Stated exercise. Every line that holds "JSON" should be shown.

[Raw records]
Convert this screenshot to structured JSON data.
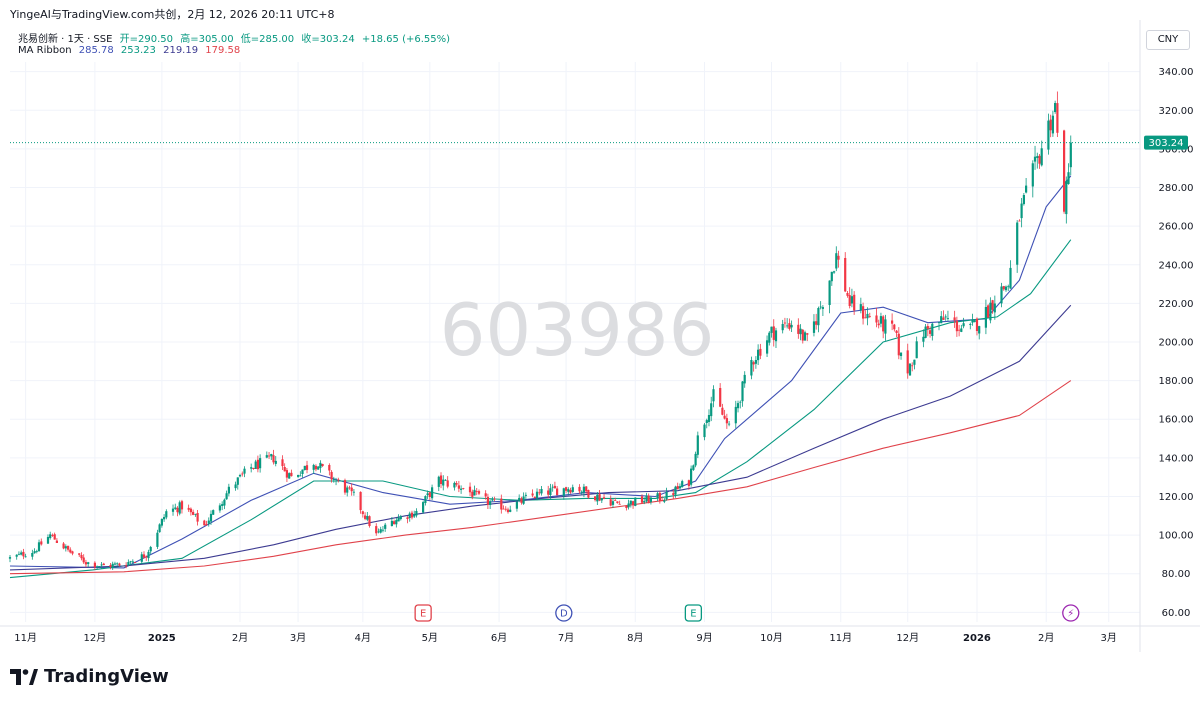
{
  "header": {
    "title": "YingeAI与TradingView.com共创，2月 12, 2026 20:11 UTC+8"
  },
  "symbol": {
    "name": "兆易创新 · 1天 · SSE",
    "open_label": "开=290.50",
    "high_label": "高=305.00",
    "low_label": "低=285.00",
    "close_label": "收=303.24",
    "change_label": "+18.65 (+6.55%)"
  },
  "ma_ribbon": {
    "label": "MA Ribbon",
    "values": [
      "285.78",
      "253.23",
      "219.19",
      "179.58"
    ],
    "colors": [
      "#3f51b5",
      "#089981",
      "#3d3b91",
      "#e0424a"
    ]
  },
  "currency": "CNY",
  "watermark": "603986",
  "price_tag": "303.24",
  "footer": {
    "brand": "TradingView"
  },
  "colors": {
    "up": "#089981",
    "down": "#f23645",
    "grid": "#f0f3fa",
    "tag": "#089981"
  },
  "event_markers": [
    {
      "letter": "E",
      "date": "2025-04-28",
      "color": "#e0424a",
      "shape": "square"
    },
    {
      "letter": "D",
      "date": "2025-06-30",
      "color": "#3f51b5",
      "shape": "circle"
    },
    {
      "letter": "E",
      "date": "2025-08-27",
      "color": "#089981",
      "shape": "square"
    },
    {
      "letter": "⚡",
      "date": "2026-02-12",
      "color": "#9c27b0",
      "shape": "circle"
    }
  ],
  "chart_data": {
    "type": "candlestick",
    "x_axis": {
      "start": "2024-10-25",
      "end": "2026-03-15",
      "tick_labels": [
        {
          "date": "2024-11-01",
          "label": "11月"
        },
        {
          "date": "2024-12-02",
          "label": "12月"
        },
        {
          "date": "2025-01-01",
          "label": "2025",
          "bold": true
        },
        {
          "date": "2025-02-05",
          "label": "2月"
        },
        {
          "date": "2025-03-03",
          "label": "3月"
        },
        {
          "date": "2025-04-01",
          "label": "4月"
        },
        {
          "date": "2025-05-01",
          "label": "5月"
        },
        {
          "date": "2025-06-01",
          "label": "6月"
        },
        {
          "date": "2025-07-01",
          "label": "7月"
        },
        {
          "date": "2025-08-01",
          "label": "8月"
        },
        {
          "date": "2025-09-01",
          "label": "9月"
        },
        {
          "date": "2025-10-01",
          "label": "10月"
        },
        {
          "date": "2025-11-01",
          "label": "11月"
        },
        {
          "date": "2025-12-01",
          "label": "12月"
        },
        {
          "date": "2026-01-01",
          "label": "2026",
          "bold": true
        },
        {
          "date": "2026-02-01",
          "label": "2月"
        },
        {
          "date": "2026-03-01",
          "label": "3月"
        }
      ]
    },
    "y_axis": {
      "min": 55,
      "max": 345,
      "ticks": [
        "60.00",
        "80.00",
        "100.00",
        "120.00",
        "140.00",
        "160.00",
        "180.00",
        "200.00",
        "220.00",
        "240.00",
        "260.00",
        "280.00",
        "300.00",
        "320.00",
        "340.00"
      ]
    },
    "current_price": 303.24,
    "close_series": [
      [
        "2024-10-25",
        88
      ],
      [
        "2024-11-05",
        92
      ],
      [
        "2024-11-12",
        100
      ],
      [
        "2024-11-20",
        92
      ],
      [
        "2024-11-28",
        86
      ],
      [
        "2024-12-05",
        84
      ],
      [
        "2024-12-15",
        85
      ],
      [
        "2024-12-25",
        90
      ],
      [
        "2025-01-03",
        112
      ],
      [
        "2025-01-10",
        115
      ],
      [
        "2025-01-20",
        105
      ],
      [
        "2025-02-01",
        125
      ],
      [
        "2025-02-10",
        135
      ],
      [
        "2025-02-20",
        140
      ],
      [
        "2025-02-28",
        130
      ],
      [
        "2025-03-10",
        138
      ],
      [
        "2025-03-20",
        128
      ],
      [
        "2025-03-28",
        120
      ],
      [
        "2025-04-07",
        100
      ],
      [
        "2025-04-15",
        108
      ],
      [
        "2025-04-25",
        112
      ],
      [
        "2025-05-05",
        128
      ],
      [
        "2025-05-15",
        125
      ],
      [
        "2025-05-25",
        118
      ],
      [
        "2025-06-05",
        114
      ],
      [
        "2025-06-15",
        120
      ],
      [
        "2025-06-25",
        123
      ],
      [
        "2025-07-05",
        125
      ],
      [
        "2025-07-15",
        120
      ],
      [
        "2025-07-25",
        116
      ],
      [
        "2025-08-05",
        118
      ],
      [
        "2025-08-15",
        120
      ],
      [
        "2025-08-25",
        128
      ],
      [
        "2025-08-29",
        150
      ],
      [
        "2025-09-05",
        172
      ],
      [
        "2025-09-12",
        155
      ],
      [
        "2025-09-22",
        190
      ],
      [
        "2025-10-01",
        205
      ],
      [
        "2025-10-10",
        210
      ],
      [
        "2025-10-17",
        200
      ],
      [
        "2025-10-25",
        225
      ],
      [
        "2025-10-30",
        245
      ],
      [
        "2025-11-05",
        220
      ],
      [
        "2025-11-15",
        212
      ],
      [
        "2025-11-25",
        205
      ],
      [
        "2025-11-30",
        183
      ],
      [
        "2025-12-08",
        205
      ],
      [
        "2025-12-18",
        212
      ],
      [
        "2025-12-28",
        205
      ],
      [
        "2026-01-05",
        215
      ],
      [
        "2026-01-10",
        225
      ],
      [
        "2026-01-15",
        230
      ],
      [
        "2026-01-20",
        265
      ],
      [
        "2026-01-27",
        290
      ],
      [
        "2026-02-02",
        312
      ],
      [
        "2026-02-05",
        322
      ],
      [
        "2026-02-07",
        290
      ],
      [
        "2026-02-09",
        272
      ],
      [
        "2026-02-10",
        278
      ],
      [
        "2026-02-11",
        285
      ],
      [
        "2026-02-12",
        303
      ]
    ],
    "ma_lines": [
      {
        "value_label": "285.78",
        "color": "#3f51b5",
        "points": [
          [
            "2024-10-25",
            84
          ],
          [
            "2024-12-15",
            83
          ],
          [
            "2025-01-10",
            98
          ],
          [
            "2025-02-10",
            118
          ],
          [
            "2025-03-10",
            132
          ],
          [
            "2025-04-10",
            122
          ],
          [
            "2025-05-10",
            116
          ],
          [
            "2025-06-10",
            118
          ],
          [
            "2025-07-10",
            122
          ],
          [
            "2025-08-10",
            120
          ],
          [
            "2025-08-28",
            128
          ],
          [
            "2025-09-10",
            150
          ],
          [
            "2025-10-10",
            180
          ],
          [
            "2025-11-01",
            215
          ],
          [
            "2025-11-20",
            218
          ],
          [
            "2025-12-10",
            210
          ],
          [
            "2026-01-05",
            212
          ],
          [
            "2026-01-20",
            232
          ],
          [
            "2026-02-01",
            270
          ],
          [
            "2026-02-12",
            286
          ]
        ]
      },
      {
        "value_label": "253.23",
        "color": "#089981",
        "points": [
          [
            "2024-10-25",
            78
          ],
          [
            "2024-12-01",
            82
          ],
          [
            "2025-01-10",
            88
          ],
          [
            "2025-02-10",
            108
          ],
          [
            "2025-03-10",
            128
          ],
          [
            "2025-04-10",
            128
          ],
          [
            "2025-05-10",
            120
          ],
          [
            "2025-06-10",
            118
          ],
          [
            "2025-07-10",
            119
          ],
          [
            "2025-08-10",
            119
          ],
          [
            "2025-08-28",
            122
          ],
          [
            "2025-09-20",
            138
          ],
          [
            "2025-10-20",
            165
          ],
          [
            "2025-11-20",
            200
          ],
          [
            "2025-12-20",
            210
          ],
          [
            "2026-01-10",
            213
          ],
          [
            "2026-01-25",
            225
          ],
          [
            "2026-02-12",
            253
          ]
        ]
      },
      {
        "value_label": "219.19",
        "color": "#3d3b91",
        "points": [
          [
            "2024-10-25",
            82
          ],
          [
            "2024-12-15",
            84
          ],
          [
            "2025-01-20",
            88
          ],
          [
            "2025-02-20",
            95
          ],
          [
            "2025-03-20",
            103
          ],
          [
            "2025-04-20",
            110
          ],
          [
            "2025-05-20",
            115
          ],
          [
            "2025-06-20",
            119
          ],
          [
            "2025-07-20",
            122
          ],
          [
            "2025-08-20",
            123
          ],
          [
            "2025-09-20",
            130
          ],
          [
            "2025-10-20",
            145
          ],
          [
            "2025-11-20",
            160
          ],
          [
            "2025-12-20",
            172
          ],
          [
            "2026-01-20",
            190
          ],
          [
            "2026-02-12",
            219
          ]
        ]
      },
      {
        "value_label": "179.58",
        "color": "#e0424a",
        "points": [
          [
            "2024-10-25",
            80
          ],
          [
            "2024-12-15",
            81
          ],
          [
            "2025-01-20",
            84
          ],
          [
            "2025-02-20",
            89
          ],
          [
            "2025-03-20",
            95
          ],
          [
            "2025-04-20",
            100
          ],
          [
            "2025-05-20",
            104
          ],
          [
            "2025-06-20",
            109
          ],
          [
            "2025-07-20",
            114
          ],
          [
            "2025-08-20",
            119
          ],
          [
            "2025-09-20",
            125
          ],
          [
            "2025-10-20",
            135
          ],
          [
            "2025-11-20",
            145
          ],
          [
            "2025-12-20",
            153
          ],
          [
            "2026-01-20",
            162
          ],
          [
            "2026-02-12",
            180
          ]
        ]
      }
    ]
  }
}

...

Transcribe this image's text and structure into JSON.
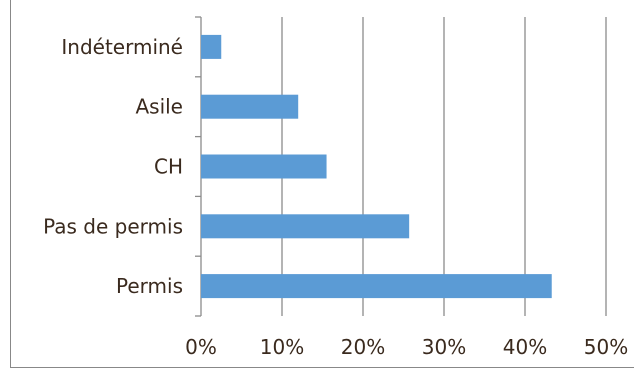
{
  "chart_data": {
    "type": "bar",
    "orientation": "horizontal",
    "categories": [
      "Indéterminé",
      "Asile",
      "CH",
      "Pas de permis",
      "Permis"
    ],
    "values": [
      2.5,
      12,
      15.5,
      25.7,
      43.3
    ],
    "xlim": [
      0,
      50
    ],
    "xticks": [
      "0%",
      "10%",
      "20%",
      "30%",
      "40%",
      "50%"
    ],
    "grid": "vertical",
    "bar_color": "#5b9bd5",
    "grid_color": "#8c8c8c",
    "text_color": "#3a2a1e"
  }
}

Solved exercise.
Convert this screenshot to structured JSON data.
Transcribe this image's text and structure into JSON.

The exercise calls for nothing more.